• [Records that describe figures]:
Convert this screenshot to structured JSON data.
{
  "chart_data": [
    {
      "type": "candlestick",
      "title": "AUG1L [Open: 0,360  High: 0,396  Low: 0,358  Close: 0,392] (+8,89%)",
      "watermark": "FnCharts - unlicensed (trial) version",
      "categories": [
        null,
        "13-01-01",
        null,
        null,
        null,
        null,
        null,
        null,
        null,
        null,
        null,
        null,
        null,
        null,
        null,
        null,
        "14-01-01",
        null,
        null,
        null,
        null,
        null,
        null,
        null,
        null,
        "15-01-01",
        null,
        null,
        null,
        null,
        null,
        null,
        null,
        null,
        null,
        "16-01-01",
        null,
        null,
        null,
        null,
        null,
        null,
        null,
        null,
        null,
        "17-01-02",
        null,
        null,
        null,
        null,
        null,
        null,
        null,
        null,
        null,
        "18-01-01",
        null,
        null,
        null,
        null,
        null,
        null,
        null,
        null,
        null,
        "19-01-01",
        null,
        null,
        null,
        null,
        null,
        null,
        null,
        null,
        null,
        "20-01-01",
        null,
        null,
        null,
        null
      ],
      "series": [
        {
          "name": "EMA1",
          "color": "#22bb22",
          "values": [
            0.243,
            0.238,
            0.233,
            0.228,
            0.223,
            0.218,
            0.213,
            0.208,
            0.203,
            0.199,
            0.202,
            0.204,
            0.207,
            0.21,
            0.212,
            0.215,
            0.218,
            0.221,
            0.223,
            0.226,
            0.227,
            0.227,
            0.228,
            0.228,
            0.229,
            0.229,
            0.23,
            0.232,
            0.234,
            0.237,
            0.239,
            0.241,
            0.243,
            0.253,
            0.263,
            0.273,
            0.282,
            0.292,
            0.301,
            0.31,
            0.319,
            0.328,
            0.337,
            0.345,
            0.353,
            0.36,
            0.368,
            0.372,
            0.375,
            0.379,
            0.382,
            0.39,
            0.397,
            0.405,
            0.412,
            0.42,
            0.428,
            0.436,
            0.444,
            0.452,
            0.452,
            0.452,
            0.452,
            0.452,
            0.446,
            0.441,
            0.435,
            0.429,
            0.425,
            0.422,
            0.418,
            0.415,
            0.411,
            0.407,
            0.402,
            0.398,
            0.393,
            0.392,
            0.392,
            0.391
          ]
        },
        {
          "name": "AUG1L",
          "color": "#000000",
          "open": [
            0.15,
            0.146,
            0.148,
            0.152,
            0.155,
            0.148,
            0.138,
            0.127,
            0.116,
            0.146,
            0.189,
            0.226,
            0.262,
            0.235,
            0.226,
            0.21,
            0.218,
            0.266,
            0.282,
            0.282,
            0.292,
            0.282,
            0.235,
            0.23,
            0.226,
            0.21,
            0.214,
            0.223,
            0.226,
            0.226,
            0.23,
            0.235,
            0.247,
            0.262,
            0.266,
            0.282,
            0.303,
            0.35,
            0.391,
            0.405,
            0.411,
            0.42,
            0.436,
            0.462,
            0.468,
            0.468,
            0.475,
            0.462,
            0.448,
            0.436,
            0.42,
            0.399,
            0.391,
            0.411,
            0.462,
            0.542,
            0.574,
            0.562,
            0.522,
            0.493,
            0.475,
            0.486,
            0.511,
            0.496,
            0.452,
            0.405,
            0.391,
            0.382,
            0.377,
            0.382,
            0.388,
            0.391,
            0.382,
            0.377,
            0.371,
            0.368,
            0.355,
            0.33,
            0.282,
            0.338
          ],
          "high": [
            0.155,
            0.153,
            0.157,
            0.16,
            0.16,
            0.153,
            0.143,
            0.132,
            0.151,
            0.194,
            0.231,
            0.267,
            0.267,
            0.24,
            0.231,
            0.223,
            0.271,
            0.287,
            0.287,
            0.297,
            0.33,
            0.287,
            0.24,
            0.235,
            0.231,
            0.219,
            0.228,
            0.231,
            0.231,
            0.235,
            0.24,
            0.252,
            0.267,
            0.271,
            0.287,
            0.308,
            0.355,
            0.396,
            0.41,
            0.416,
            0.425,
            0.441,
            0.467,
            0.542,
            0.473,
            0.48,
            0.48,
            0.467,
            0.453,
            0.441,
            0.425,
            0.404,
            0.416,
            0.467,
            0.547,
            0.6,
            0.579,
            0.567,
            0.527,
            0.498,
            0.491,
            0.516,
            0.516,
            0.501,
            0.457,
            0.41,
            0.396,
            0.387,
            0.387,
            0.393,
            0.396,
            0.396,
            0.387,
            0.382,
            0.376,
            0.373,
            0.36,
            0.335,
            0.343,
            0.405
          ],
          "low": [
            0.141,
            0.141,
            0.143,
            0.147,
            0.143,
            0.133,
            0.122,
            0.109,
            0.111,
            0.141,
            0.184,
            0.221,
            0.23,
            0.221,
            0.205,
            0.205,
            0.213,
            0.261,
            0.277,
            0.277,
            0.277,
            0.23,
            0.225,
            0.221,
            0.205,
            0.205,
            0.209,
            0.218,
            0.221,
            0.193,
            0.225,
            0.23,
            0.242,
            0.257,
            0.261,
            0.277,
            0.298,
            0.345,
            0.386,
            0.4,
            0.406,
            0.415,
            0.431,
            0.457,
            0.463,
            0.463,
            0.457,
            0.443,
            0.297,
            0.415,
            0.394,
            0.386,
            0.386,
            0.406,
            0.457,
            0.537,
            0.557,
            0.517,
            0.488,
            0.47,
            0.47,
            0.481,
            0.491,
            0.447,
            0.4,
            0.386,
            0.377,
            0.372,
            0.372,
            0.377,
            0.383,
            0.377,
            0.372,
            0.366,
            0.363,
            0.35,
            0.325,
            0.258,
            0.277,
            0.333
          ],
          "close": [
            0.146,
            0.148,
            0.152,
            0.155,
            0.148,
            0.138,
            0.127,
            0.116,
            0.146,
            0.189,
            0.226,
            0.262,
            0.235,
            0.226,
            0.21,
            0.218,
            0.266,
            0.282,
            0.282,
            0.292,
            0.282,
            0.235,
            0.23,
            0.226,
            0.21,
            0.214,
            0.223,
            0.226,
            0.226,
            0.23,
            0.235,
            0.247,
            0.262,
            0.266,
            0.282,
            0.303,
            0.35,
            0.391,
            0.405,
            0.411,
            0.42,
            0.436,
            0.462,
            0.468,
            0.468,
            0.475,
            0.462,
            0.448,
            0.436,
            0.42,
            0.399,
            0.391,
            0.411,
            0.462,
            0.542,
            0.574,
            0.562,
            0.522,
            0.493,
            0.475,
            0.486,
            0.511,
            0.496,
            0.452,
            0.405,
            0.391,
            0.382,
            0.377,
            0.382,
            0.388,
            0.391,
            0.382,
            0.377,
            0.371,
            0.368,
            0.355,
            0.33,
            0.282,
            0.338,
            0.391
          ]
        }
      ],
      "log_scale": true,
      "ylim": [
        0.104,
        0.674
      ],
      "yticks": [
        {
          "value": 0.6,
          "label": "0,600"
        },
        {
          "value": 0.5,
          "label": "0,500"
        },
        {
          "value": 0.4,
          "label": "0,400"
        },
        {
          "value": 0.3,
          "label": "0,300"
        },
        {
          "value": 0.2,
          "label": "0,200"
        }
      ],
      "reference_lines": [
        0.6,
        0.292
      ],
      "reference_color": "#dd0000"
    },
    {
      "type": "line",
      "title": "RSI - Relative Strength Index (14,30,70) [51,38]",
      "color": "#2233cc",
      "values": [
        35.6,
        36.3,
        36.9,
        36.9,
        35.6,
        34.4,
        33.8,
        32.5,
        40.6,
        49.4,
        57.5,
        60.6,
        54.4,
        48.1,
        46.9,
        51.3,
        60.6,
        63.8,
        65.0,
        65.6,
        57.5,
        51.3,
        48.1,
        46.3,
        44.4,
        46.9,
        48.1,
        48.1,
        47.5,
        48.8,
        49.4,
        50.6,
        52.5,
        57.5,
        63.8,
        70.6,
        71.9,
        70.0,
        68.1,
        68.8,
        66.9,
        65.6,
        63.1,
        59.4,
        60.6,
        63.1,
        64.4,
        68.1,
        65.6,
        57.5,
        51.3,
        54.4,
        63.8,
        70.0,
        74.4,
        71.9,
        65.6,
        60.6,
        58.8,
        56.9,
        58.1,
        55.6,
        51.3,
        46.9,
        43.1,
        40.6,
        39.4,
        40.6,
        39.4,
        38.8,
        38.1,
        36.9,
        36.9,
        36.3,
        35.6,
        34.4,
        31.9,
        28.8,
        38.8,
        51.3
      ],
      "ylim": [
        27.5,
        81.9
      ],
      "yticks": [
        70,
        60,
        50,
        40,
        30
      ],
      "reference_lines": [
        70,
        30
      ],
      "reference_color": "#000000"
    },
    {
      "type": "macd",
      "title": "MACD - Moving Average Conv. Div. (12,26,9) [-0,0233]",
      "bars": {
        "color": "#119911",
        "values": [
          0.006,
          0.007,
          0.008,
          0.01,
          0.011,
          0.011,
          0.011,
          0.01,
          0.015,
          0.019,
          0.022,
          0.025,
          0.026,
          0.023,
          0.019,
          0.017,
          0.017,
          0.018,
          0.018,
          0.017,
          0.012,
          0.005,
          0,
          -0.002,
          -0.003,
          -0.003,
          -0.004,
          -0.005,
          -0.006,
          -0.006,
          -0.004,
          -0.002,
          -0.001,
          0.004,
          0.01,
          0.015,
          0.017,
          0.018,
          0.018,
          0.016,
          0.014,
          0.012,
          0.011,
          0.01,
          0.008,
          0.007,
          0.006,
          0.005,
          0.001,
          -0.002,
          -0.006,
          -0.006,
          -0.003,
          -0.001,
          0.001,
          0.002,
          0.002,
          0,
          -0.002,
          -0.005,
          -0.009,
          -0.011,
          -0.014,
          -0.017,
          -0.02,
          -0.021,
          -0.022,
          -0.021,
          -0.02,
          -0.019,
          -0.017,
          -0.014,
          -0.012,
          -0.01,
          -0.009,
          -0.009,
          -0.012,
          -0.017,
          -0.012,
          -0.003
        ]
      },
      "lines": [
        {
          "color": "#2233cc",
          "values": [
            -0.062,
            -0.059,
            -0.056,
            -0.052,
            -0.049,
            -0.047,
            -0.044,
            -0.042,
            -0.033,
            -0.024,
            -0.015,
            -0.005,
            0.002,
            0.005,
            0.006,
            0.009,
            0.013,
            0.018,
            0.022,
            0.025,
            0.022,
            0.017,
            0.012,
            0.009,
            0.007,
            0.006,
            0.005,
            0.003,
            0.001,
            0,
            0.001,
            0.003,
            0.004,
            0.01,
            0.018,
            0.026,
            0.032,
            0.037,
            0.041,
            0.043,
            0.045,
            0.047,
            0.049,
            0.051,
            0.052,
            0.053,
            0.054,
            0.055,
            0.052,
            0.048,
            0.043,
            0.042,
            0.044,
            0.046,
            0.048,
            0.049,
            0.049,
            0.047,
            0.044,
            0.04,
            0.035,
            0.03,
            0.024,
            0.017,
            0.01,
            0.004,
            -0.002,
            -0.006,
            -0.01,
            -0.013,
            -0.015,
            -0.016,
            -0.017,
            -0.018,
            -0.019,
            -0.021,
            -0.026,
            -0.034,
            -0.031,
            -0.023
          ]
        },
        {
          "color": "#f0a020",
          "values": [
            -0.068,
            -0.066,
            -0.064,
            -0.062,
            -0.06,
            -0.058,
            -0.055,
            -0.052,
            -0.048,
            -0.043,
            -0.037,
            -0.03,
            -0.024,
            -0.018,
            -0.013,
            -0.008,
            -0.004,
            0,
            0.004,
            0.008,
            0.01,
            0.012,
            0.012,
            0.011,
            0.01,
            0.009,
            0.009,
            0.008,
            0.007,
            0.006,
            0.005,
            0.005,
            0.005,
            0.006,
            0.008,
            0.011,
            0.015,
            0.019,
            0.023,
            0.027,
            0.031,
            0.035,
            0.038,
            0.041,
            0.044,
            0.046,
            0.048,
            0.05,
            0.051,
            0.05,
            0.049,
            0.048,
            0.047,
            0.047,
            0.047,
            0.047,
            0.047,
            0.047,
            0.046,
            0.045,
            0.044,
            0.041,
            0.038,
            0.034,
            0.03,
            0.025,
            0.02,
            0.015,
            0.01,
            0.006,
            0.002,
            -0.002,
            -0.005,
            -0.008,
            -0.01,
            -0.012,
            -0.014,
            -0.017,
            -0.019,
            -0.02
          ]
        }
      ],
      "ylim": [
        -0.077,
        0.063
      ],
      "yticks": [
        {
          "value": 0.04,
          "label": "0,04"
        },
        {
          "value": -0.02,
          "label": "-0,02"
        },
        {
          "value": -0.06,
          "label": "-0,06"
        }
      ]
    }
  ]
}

• [Task brief]: Pull out each line of the records holding the string "type".

• [Result of the task]:
      "type": "candlestick",
      "type": "line",
      "type": "macd",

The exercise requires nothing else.